* Task objective *
Return the lines where the word "this" occurs.

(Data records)
** START **
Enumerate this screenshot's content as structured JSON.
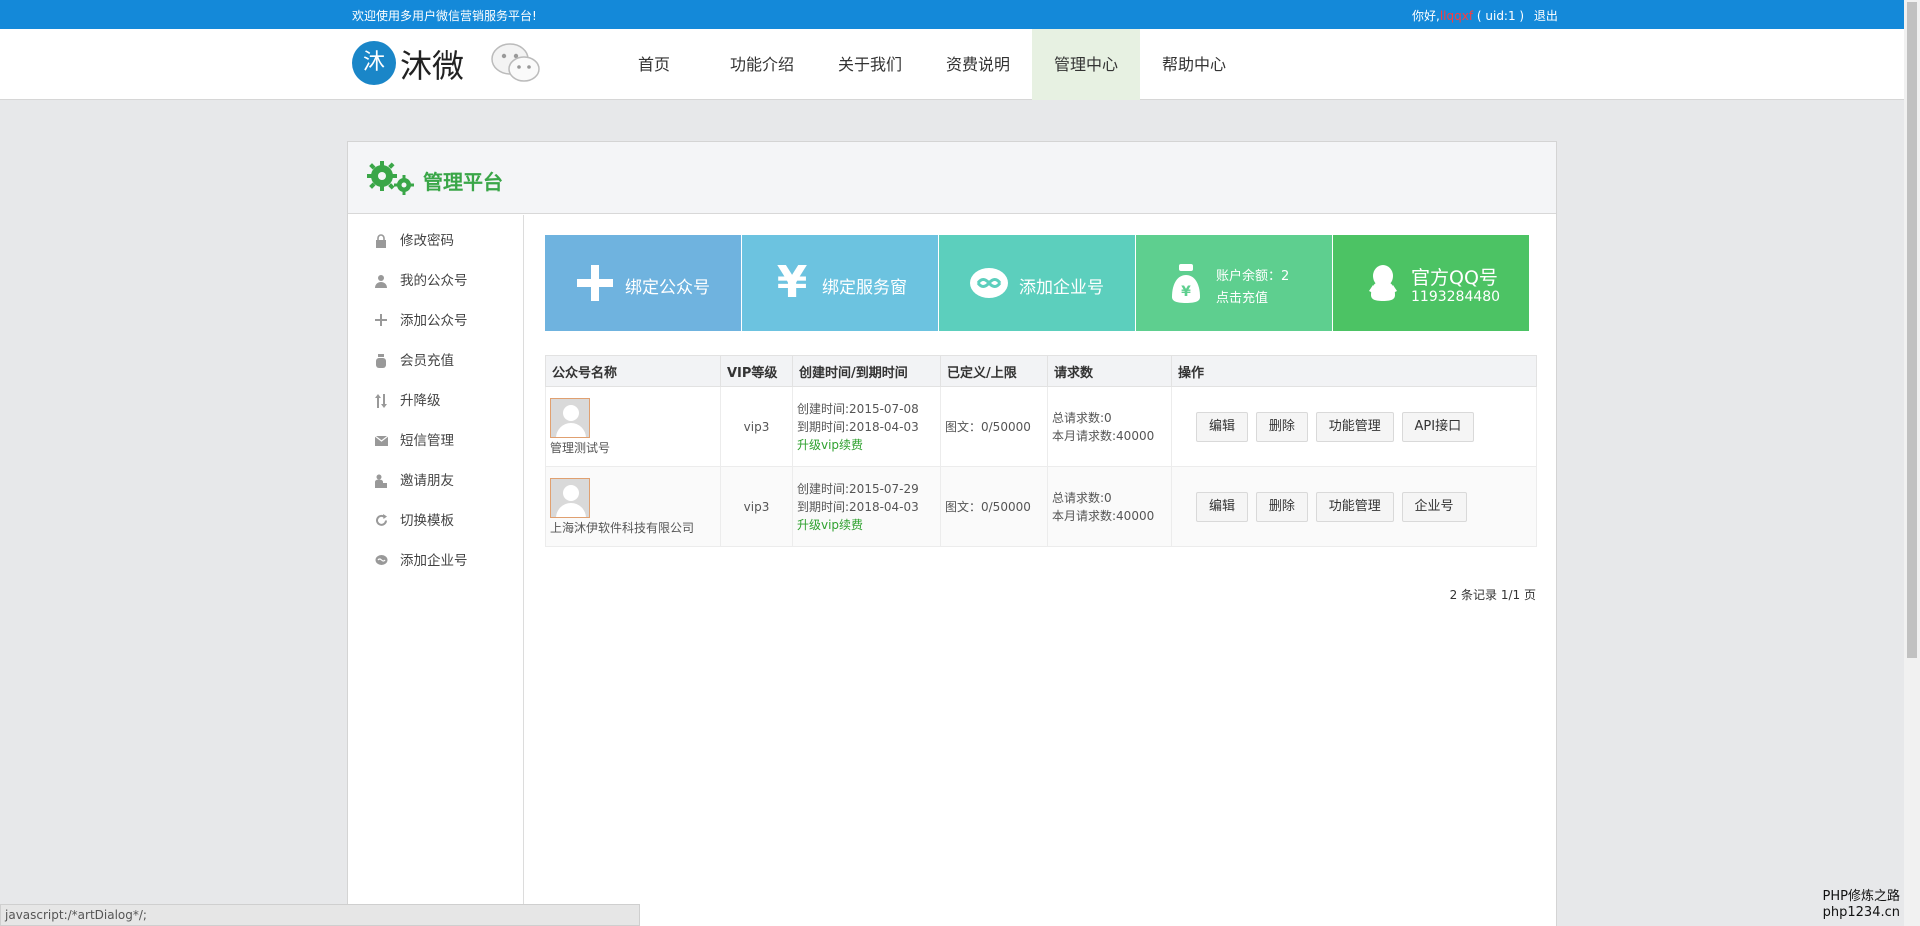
{
  "topbar": {
    "welcome": "欢迎使用多用户微信营销服务平台!",
    "greeting": "你好,",
    "username": "llqqxf",
    "uid": " ( uid:1 ) ",
    "logout": "退出"
  },
  "header": {
    "logo_mark": "沐",
    "logo_text": "沐微",
    "nav": [
      {
        "label": "首页"
      },
      {
        "label": "功能介绍"
      },
      {
        "label": "关于我们"
      },
      {
        "label": "资费说明"
      },
      {
        "label": "管理中心"
      },
      {
        "label": "帮助中心"
      }
    ],
    "active_nav": "管理中心"
  },
  "panel": {
    "title": "管理平台"
  },
  "sidebar": {
    "items": [
      {
        "label": "修改密码",
        "icon": "lock-icon"
      },
      {
        "label": "我的公众号",
        "icon": "user-icon"
      },
      {
        "label": "添加公众号",
        "icon": "plus-icon"
      },
      {
        "label": "会员充值",
        "icon": "moneybag-icon"
      },
      {
        "label": "升降级",
        "icon": "updown-icon"
      },
      {
        "label": "短信管理",
        "icon": "envelope-icon"
      },
      {
        "label": "邀请朋友",
        "icon": "invite-icon"
      },
      {
        "label": "切换模板",
        "icon": "refresh-icon"
      },
      {
        "label": "添加企业号",
        "icon": "chat-icon"
      }
    ]
  },
  "tiles": {
    "bind_account": "绑定公众号",
    "bind_service": "绑定服务窗",
    "add_enterprise": "添加企业号",
    "balance_label": "账户余额：2",
    "recharge": "点击充值",
    "qq_title": "官方QQ号",
    "qq_number": "1193284480",
    "colors": {
      "bind_account": "#6fb3df",
      "bind_service": "#6cc3e0",
      "add_enterprise": "#5ccfbd",
      "balance": "#5ecf8f",
      "qq": "#4cc364"
    }
  },
  "table": {
    "headers": [
      "公众号名称",
      "VIP等级",
      "创建时间/到期时间",
      "已定义/上限",
      "请求数",
      "操作"
    ],
    "rows": [
      {
        "name": "管理测试号",
        "vip": "vip3",
        "created": "创建时间:2015-07-08",
        "expires": "到期时间:2018-04-03",
        "upgrade": "升级vip续费",
        "defined": "图文：0/50000",
        "total_requests": "总请求数:0",
        "month_requests": "本月请求数:40000",
        "actions": [
          "编辑",
          "删除",
          "功能管理",
          "API接口"
        ]
      },
      {
        "name": "上海沐伊软件科技有限公司",
        "vip": "vip3",
        "created": "创建时间:2015-07-29",
        "expires": "到期时间:2018-04-03",
        "upgrade": "升级vip续费",
        "defined": "图文：0/50000",
        "total_requests": "总请求数:0",
        "month_requests": "本月请求数:40000",
        "actions": [
          "编辑",
          "删除",
          "功能管理",
          "企业号"
        ]
      }
    ]
  },
  "pager": "2 条记录 1/1 页",
  "statusbar": "javascript:/*artDialog*/;",
  "watermark": {
    "line1": "PHP修炼之路",
    "line2": "php1234.cn"
  }
}
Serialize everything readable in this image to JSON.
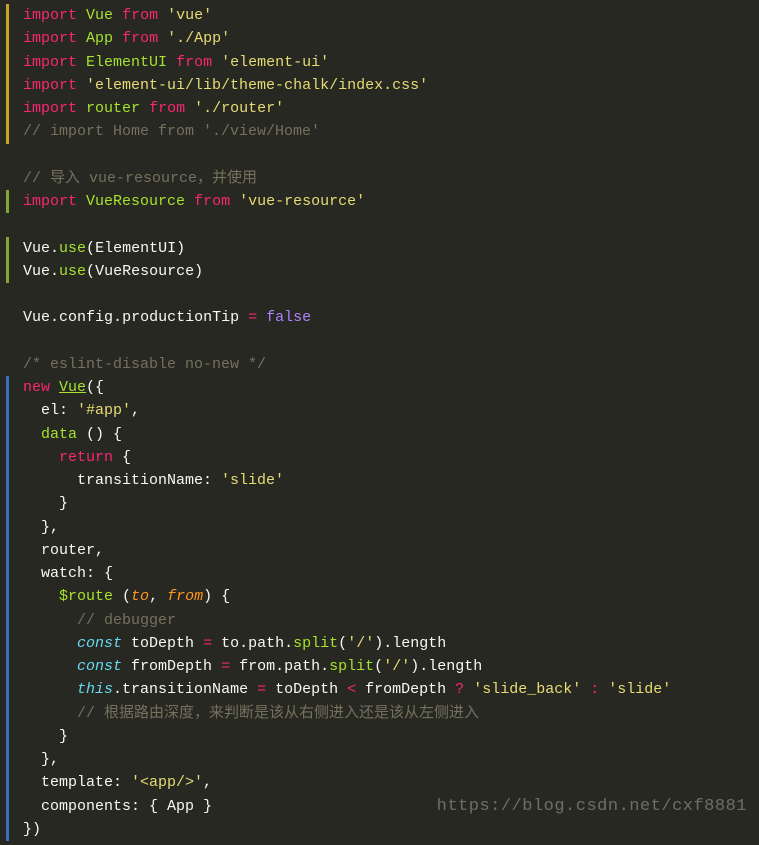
{
  "lines": [
    {
      "g": "yellow",
      "tokens": [
        [
          "kw-red",
          "import"
        ],
        [
          "plain",
          " "
        ],
        [
          "fn-green",
          "Vue"
        ],
        [
          "plain",
          " "
        ],
        [
          "kw-red",
          "from"
        ],
        [
          "plain",
          " "
        ],
        [
          "str",
          "'vue'"
        ]
      ]
    },
    {
      "g": "yellow",
      "tokens": [
        [
          "kw-red",
          "import"
        ],
        [
          "plain",
          " "
        ],
        [
          "fn-green",
          "App"
        ],
        [
          "plain",
          " "
        ],
        [
          "kw-red",
          "from"
        ],
        [
          "plain",
          " "
        ],
        [
          "str",
          "'./App'"
        ]
      ]
    },
    {
      "g": "yellow",
      "tokens": [
        [
          "kw-red",
          "import"
        ],
        [
          "plain",
          " "
        ],
        [
          "fn-green",
          "ElementUI"
        ],
        [
          "plain",
          " "
        ],
        [
          "kw-red",
          "from"
        ],
        [
          "plain",
          " "
        ],
        [
          "str",
          "'element-ui'"
        ]
      ]
    },
    {
      "g": "yellow",
      "tokens": [
        [
          "kw-red",
          "import"
        ],
        [
          "plain",
          " "
        ],
        [
          "str",
          "'element-ui/lib/theme-chalk/index.css'"
        ]
      ]
    },
    {
      "g": "yellow",
      "tokens": [
        [
          "kw-red",
          "import"
        ],
        [
          "plain",
          " "
        ],
        [
          "fn-green",
          "router"
        ],
        [
          "plain",
          " "
        ],
        [
          "kw-red",
          "from"
        ],
        [
          "plain",
          " "
        ],
        [
          "str",
          "'./router'"
        ]
      ]
    },
    {
      "g": "yellow",
      "tokens": [
        [
          "comment",
          "// import Home from './view/Home'"
        ]
      ]
    },
    {
      "g": "",
      "tokens": [
        [
          "plain",
          " "
        ]
      ]
    },
    {
      "g": "",
      "tokens": [
        [
          "comment",
          "// 导入 vue-resource，并使用"
        ]
      ]
    },
    {
      "g": "green",
      "tokens": [
        [
          "kw-red",
          "import"
        ],
        [
          "plain",
          " "
        ],
        [
          "fn-green",
          "VueResource"
        ],
        [
          "plain",
          " "
        ],
        [
          "kw-red",
          "from"
        ],
        [
          "plain",
          " "
        ],
        [
          "str",
          "'vue-resource'"
        ]
      ]
    },
    {
      "g": "",
      "tokens": [
        [
          "plain",
          " "
        ]
      ]
    },
    {
      "g": "green",
      "tokens": [
        [
          "plain",
          "Vue"
        ],
        [
          "plain",
          "."
        ],
        [
          "fn-green",
          "use"
        ],
        [
          "plain",
          "("
        ],
        [
          "plain",
          "ElementUI"
        ],
        [
          "plain",
          ")"
        ]
      ]
    },
    {
      "g": "green",
      "tokens": [
        [
          "plain",
          "Vue"
        ],
        [
          "plain",
          "."
        ],
        [
          "fn-green",
          "use"
        ],
        [
          "plain",
          "("
        ],
        [
          "plain",
          "VueResource"
        ],
        [
          "plain",
          ")"
        ]
      ]
    },
    {
      "g": "",
      "tokens": [
        [
          "plain",
          " "
        ]
      ]
    },
    {
      "g": "",
      "tokens": [
        [
          "plain",
          "Vue"
        ],
        [
          "plain",
          "."
        ],
        [
          "plain",
          "config"
        ],
        [
          "plain",
          "."
        ],
        [
          "plain",
          "productionTip"
        ],
        [
          "plain",
          " "
        ],
        [
          "kw-red",
          "="
        ],
        [
          "plain",
          " "
        ],
        [
          "const",
          "false"
        ]
      ]
    },
    {
      "g": "",
      "tokens": [
        [
          "plain",
          " "
        ]
      ]
    },
    {
      "g": "",
      "tokens": [
        [
          "comment",
          "/* eslint-disable no-new */"
        ]
      ]
    },
    {
      "g": "blue",
      "tokens": [
        [
          "kw-red",
          "new"
        ],
        [
          "plain",
          " "
        ],
        [
          "fn-greenU",
          "Vue"
        ],
        [
          "plain",
          "({"
        ]
      ]
    },
    {
      "g": "blue",
      "tokens": [
        [
          "plain",
          "  el"
        ],
        [
          "plain",
          ": "
        ],
        [
          "str",
          "'#app'"
        ],
        [
          "plain",
          ","
        ]
      ]
    },
    {
      "g": "blue",
      "tokens": [
        [
          "plain",
          "  "
        ],
        [
          "fn-green",
          "data"
        ],
        [
          "plain",
          " () {"
        ]
      ]
    },
    {
      "g": "blue",
      "tokens": [
        [
          "plain",
          "    "
        ],
        [
          "kw-red",
          "return"
        ],
        [
          "plain",
          " {"
        ]
      ]
    },
    {
      "g": "blue",
      "tokens": [
        [
          "plain",
          "      transitionName"
        ],
        [
          "plain",
          ": "
        ],
        [
          "str",
          "'slide'"
        ]
      ]
    },
    {
      "g": "blue",
      "tokens": [
        [
          "plain",
          "    }"
        ]
      ]
    },
    {
      "g": "blue",
      "tokens": [
        [
          "plain",
          "  },"
        ]
      ]
    },
    {
      "g": "blue",
      "tokens": [
        [
          "plain",
          "  router,"
        ]
      ]
    },
    {
      "g": "blue",
      "tokens": [
        [
          "plain",
          "  watch"
        ],
        [
          "plain",
          ": {"
        ]
      ]
    },
    {
      "g": "blue",
      "tokens": [
        [
          "plain",
          "    "
        ],
        [
          "fn-green",
          "$route"
        ],
        [
          "plain",
          " ("
        ],
        [
          "param",
          "to"
        ],
        [
          "plain",
          ", "
        ],
        [
          "param",
          "from"
        ],
        [
          "plain",
          ") {"
        ]
      ]
    },
    {
      "g": "blue",
      "tokens": [
        [
          "plain",
          "      "
        ],
        [
          "comment",
          "// debugger"
        ]
      ]
    },
    {
      "g": "blue",
      "tokens": [
        [
          "plain",
          "      "
        ],
        [
          "storage",
          "const"
        ],
        [
          "plain",
          " "
        ],
        [
          "plain",
          "toDepth"
        ],
        [
          "plain",
          " "
        ],
        [
          "kw-red",
          "="
        ],
        [
          "plain",
          " to"
        ],
        [
          "plain",
          "."
        ],
        [
          "plain",
          "path"
        ],
        [
          "plain",
          "."
        ],
        [
          "fn-green",
          "split"
        ],
        [
          "plain",
          "("
        ],
        [
          "str",
          "'/'"
        ],
        [
          "plain",
          ")"
        ],
        [
          "plain",
          "."
        ],
        [
          "plain",
          "length"
        ]
      ]
    },
    {
      "g": "blue",
      "tokens": [
        [
          "plain",
          "      "
        ],
        [
          "storage",
          "const"
        ],
        [
          "plain",
          " "
        ],
        [
          "plain",
          "fromDepth"
        ],
        [
          "plain",
          " "
        ],
        [
          "kw-red",
          "="
        ],
        [
          "plain",
          " from"
        ],
        [
          "plain",
          "."
        ],
        [
          "plain",
          "path"
        ],
        [
          "plain",
          "."
        ],
        [
          "fn-green",
          "split"
        ],
        [
          "plain",
          "("
        ],
        [
          "str",
          "'/'"
        ],
        [
          "plain",
          ")"
        ],
        [
          "plain",
          "."
        ],
        [
          "plain",
          "length"
        ]
      ]
    },
    {
      "g": "blue",
      "tokens": [
        [
          "plain",
          "      "
        ],
        [
          "storage",
          "this"
        ],
        [
          "plain",
          "."
        ],
        [
          "plain",
          "transitionName"
        ],
        [
          "plain",
          " "
        ],
        [
          "kw-red",
          "="
        ],
        [
          "plain",
          " toDepth "
        ],
        [
          "kw-red",
          "<"
        ],
        [
          "plain",
          " fromDepth "
        ],
        [
          "kw-red",
          "?"
        ],
        [
          "plain",
          " "
        ],
        [
          "str",
          "'slide_back'"
        ],
        [
          "plain",
          " "
        ],
        [
          "kw-red",
          ":"
        ],
        [
          "plain",
          " "
        ],
        [
          "str",
          "'slide'"
        ]
      ]
    },
    {
      "g": "blue",
      "tokens": [
        [
          "plain",
          "      "
        ],
        [
          "comment",
          "// 根据路由深度，来判断是该从右侧进入还是该从左侧进入"
        ]
      ]
    },
    {
      "g": "blue",
      "tokens": [
        [
          "plain",
          "    }"
        ]
      ]
    },
    {
      "g": "blue",
      "tokens": [
        [
          "plain",
          "  },"
        ]
      ]
    },
    {
      "g": "blue",
      "tokens": [
        [
          "plain",
          "  template"
        ],
        [
          "plain",
          ": "
        ],
        [
          "str",
          "'<app/>'"
        ],
        [
          "plain",
          ","
        ]
      ]
    },
    {
      "g": "blue",
      "tokens": [
        [
          "plain",
          "  components"
        ],
        [
          "plain",
          ": { App }"
        ]
      ]
    },
    {
      "g": "blue",
      "tokens": [
        [
          "plain",
          "})"
        ]
      ]
    }
  ],
  "watermark": "https://blog.csdn.net/cxf8881"
}
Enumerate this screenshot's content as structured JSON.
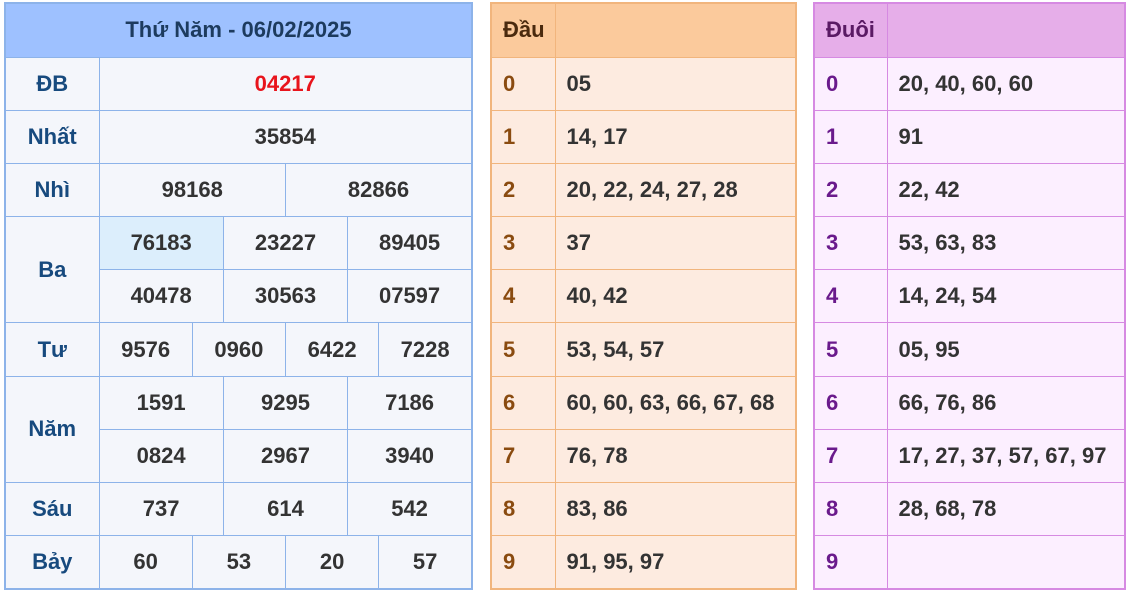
{
  "results": {
    "title": "Thứ Năm - 06/02/2025",
    "db": {
      "label": "ĐB",
      "value": "04217"
    },
    "nhat": {
      "label": "Nhất",
      "value": "35854"
    },
    "nhi": {
      "label": "Nhì",
      "values": [
        "98168",
        "82866"
      ]
    },
    "ba": {
      "label": "Ba",
      "values": [
        "76183",
        "23227",
        "89405",
        "40478",
        "30563",
        "07597"
      ]
    },
    "tu": {
      "label": "Tư",
      "values": [
        "9576",
        "0960",
        "6422",
        "7228"
      ]
    },
    "nam": {
      "label": "Năm",
      "values": [
        "1591",
        "9295",
        "7186",
        "0824",
        "2967",
        "3940"
      ]
    },
    "sau": {
      "label": "Sáu",
      "values": [
        "737",
        "614",
        "542"
      ]
    },
    "bay": {
      "label": "Bảy",
      "values": [
        "60",
        "53",
        "20",
        "57"
      ]
    }
  },
  "dau": {
    "header": "Đầu",
    "rows": [
      {
        "k": "0",
        "v": "05"
      },
      {
        "k": "1",
        "v": "14, 17"
      },
      {
        "k": "2",
        "v": "20, 22, 24, 27, 28"
      },
      {
        "k": "3",
        "v": "37"
      },
      {
        "k": "4",
        "v": "40, 42"
      },
      {
        "k": "5",
        "v": "53, 54, 57"
      },
      {
        "k": "6",
        "v": "60, 60, 63, 66, 67, 68"
      },
      {
        "k": "7",
        "v": "76, 78"
      },
      {
        "k": "8",
        "v": "83, 86"
      },
      {
        "k": "9",
        "v": "91, 95, 97"
      }
    ]
  },
  "duoi": {
    "header": "Đuôi",
    "rows": [
      {
        "k": "0",
        "v": "20, 40, 60, 60"
      },
      {
        "k": "1",
        "v": "91"
      },
      {
        "k": "2",
        "v": "22, 42"
      },
      {
        "k": "3",
        "v": "53, 63, 83"
      },
      {
        "k": "4",
        "v": "14, 24, 54"
      },
      {
        "k": "5",
        "v": "05, 95"
      },
      {
        "k": "6",
        "v": "66, 76, 86"
      },
      {
        "k": "7",
        "v": "17, 27, 37, 57, 67, 97"
      },
      {
        "k": "8",
        "v": "28, 68, 78"
      },
      {
        "k": "9",
        "v": ""
      }
    ]
  },
  "colors": {
    "results_header": "#9ec1ff",
    "special_prize": "#e8141c",
    "dau_header": "#fbca9c",
    "duoi_header": "#e6aee9"
  }
}
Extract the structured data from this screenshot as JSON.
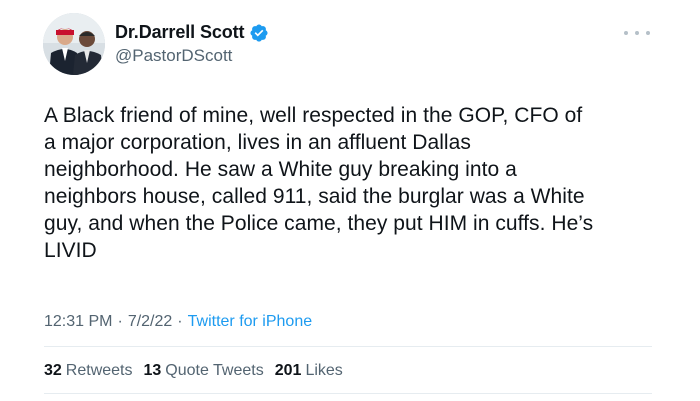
** END **
* Correct result *
Enumerate this screenshot's content as structured JSON.
Serialize everything readable in this image to JSON.
          "this"
Enumerate this screenshot's content as structured JSON.
Extract the structured data from this screenshot as JSON.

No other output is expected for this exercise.